- [EXCERPT TO READ]
# Adding gelatin into (IM) Buttercream? How?



## lucidbaking (Jan 4, 2012)

Well for a start, i live in singapore (hot and humid tropical country) and the climate here is really making me crazy due to the high heat and moisture. Its always around 30 degree celcius hot here (30+ in the day and at least 27 in the night) and humidity is around 90%. Its Monsoon season right now i think humidity is hitting the roof T_T. 

When i make buttercream in room temperature, it ALWAYS turns too soft to work with.., so one day I came across a post online somwhere on stabilizing buttercreams with gelatin... IT IS WHAT I NEED!!!! however the post did not mention how and when to add the gelatin in...

I tried dissolving 3.5 gelatine sheets in cream (instead of water) and adding it into my 2eggswhites (60g) italian meringue (before adding cold butter), but after adding the cream+gelatine mixture my meringue turns watery!!! ok i know its dumb to add fluid into the meringue.

Another occassion i tried adding the same amount of gelatine into a 3eggwhites(90g) IMBC, by trying to dissolve the gelatine in crisco before add it into the meringue+butter. Its difficult to dissolve the gelatine in the shortening.... 

Or should i dissolve gelatin into melted warm butter (sounds wrong) then add into the buttercream?

This is the recipe i use:

Italian Meringue Butter cream (in ratio)

Egg whites : N grams

Sugar (for sugar Syrup) : N 

water: amount just enough to soak sugar  /  N grams **

glucose: approx 2.5g per eggwhite

Butter: 2N

Crisco: N

- I hate the taste of shortening but i think its essential in the BC for its stability. Well, i do see some improvements in the texture (but its not good enough). The BC is still soft

- In singapore, we generally prefer desserts that are on the less sweet side. So normally i would try to keep the ratio of sugar to 2 TBSP: 30g Eggwhite. I do find high sugar content helps in getting a silkier texture IMBC, but is there any tip on the minimum amount of sugar (syrup) needed to make a nice and stable IMBC?

** previously i used a recipe which indicated the amount of water needed is "just enough to soak sugar", then later i tried another recipe which says to add the same weight of water as sugar to make the syrup, I do discover that with more water, the buttercream is smoother.... but still not very stiff.

- [DATASET EXCERPT]
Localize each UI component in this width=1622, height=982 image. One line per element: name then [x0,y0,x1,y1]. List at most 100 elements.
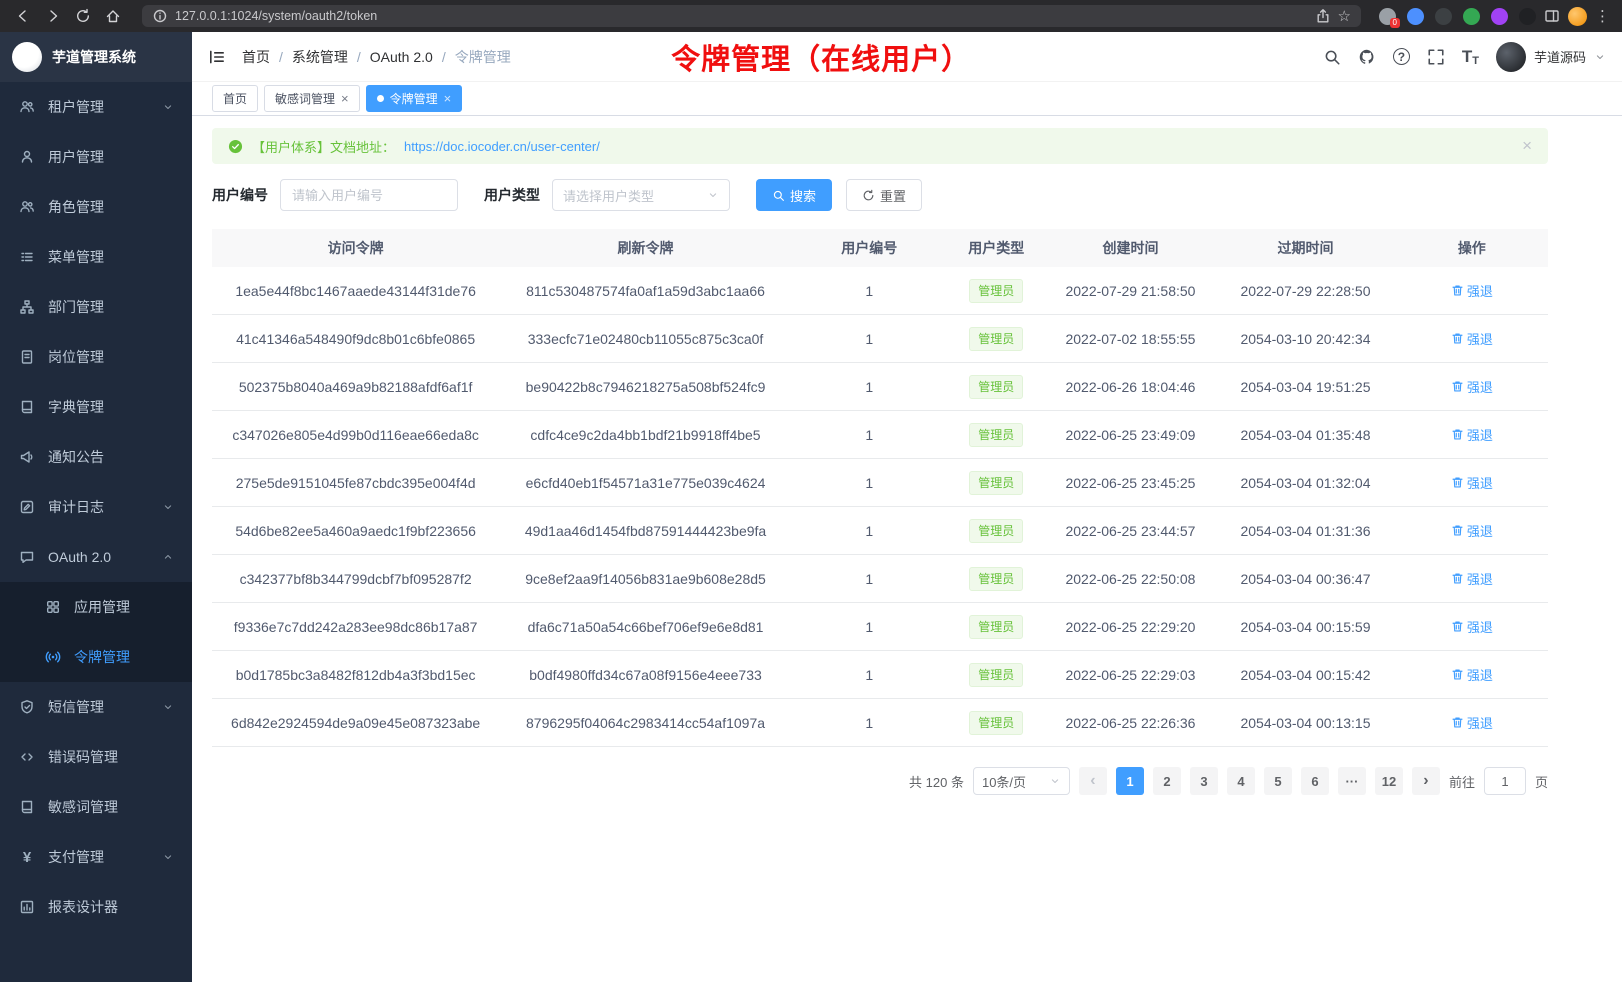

- [WRITTEN INSTRUCTION 1] In the buttercream thread, how many gelatine sheets did the poster dissolve in cream?
- [WRITTEN INSTRUCTION 2] Output the part of the buttercream thread that opens with the words containing "# Adding gelatin" and closes with "the gelatin in...".
The material is separate from the buttercream thread.

- [SOLUTION 1] 3.5 gelatine sheets.

- [SOLUTION 2]
# Adding gelatin into (IM) Buttercream? How?



## lucidbaking (Jan 4, 2012)

Well for a start, i live in singapore (hot and humid tropical country) and the climate here is really making me crazy due to the high heat and moisture. Its always around 30 degree celcius hot here (30+ in the day and at least 27 in the night) and humidity is around 90%. Its Monsoon season right now i think humidity is hitting the roof T_T. 

When i make buttercream in room temperature, it ALWAYS turns too soft to work with.., so one day I came across a post online somwhere on stabilizing buttercreams with gelatin... IT IS WHAT I NEED!!!! however the post did not mention how and when to add the gelatin in...